What the task asks:
For the material that follows, list every line containing the word "tutti".

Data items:
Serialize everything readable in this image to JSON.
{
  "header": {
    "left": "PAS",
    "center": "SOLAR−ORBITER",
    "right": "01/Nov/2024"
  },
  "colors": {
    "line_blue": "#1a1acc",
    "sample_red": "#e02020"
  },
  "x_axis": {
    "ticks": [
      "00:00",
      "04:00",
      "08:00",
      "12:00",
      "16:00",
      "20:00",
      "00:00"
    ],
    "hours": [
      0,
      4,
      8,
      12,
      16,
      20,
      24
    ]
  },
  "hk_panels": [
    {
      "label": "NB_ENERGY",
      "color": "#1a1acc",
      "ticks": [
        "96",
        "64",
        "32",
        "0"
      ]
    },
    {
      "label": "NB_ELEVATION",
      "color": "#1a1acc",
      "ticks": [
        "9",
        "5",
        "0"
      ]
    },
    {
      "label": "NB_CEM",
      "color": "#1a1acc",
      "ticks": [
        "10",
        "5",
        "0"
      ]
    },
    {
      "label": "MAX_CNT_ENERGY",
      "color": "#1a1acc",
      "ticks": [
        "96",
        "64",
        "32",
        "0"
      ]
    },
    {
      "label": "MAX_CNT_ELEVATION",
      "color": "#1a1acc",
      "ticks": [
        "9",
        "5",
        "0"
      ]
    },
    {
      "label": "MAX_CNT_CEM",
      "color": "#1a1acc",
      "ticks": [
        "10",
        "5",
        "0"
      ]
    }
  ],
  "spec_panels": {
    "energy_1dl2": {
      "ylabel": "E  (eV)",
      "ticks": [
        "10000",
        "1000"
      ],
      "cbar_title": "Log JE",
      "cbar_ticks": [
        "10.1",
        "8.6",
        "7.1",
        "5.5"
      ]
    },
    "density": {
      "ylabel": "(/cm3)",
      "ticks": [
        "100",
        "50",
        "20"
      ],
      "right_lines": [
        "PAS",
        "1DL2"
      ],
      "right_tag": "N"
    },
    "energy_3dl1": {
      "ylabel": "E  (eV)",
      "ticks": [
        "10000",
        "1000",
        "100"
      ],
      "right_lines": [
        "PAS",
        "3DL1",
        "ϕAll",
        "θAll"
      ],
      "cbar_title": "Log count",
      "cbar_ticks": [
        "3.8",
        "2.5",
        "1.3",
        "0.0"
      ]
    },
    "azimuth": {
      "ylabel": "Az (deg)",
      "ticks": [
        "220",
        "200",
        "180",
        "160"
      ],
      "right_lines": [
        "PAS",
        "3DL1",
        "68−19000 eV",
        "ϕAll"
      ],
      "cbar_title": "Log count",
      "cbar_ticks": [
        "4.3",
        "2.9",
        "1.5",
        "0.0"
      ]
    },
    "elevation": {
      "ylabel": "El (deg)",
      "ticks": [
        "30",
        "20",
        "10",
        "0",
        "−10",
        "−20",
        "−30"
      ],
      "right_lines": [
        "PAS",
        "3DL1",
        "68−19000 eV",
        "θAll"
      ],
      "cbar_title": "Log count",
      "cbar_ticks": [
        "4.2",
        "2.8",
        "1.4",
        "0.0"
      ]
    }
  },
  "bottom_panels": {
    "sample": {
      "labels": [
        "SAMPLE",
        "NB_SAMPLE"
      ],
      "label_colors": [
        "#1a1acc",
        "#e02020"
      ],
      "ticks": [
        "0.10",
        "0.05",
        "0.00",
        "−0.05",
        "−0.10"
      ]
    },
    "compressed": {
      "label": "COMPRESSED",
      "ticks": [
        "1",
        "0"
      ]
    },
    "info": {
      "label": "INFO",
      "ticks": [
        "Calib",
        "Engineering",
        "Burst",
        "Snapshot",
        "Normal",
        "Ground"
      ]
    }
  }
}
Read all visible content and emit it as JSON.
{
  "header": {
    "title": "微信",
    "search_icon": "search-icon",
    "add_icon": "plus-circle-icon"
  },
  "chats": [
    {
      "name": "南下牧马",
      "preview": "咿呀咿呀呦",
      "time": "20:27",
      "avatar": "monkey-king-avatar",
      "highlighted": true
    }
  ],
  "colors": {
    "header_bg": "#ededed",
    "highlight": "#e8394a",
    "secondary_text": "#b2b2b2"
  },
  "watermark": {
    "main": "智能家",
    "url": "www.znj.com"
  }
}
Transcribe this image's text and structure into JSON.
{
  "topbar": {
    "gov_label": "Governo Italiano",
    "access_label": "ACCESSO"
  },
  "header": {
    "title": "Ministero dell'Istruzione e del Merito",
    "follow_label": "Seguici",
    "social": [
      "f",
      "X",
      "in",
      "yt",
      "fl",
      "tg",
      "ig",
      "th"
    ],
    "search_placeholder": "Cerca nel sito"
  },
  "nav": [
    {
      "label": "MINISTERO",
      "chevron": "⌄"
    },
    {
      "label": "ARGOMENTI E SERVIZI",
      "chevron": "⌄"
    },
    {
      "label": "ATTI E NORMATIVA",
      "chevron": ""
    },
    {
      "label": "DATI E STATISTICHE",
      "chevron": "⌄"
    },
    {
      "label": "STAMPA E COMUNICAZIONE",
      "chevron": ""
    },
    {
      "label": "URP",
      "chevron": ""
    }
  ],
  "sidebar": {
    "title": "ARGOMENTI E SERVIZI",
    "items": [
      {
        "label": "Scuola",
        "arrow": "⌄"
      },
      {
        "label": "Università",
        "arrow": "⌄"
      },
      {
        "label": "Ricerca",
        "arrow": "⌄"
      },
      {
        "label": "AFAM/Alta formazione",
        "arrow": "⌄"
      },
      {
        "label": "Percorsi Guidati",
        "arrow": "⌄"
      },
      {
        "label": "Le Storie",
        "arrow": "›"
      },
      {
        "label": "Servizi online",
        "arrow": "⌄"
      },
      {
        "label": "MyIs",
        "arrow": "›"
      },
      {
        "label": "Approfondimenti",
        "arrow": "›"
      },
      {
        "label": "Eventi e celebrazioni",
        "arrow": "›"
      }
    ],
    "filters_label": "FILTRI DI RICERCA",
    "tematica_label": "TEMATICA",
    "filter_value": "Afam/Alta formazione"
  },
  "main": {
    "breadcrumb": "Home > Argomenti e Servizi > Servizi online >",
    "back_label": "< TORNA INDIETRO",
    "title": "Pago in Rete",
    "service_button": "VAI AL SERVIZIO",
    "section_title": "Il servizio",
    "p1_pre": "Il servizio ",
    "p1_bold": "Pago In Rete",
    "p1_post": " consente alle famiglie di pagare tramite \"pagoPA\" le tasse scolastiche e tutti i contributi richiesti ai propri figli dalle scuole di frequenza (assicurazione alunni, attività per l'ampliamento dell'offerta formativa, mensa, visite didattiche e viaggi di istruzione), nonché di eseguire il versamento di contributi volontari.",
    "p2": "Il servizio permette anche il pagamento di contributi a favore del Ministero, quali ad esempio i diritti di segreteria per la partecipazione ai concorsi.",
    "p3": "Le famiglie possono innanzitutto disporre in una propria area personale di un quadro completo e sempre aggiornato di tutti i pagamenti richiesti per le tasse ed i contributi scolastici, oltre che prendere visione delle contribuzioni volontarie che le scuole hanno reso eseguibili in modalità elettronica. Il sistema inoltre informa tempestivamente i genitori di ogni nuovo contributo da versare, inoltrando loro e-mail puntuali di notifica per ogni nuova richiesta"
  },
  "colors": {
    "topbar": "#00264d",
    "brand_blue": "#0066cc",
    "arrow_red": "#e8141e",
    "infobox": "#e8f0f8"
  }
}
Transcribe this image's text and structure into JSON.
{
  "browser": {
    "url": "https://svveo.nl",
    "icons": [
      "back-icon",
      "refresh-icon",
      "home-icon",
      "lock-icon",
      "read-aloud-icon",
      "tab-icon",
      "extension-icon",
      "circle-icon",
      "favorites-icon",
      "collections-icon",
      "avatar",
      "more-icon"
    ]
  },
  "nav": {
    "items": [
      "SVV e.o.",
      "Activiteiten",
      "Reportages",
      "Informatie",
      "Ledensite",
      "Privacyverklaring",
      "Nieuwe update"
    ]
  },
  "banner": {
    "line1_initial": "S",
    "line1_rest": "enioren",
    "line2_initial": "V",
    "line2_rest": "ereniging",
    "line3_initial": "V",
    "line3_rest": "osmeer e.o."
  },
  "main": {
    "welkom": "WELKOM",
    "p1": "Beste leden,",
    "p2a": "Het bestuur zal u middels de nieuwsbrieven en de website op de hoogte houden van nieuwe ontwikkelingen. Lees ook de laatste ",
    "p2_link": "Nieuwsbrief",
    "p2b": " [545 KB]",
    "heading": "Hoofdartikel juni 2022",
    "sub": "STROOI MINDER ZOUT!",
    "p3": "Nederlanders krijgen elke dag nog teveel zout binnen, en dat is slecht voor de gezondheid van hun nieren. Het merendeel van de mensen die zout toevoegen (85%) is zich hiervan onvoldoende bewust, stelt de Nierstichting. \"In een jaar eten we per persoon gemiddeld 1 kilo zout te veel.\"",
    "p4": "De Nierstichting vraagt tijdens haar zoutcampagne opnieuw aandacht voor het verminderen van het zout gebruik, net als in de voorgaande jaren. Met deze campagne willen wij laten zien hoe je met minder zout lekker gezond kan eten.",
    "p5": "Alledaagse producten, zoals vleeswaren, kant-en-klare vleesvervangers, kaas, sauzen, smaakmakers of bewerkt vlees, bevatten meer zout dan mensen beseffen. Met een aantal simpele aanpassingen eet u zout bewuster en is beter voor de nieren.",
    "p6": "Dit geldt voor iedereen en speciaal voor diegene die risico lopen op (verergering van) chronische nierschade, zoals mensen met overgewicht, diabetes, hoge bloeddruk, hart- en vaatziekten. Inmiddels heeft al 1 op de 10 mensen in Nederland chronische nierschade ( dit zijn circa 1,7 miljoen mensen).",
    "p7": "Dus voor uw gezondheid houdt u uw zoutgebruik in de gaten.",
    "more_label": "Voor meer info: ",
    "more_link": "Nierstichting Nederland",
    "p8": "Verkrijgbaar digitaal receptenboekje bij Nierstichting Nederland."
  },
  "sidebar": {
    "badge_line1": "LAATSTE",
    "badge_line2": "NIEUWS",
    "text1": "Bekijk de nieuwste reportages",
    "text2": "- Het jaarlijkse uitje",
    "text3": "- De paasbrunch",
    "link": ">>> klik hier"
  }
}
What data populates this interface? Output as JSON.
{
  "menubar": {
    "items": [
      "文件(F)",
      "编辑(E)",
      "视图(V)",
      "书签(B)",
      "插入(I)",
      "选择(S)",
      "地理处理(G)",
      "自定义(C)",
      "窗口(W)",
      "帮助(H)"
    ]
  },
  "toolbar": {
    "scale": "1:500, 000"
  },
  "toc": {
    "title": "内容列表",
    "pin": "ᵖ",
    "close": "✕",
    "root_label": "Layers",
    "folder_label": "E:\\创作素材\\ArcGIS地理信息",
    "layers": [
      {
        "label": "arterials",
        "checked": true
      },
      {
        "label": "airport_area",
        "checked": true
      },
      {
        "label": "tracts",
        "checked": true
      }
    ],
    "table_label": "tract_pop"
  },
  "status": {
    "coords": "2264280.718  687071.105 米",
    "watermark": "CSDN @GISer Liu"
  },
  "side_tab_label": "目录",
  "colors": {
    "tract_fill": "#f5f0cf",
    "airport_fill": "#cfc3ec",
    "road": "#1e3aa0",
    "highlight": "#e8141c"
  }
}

Finished task:
    "p1_post": " consente alle famiglie di pagare tramite \"pagoPA\" le tasse scolastiche e tutti i contributi richiesti ai propri figli dalle scuole di frequenza (assicurazione alunni, attività per l'ampliamento dell'offerta formativa, mensa, visite didattiche e viaggi di istruzione), nonché di eseguire il versamento di contributi volontari.",
    "p3": "Le famiglie possono innanzitutto disporre in una propria area personale di un quadro completo e sempre aggiornato di tutti i pagamenti richiesti per le tasse ed i contributi scolastici, oltre che prendere visione delle contribuzioni volontarie che le scuole hanno reso eseguibili in modalità elettronica. Il sistema inoltre informa tempestivamente i genitori di ogni nuovo contributo da versare, inoltrando loro e-mail puntuali di notifica per ogni nuova richiesta"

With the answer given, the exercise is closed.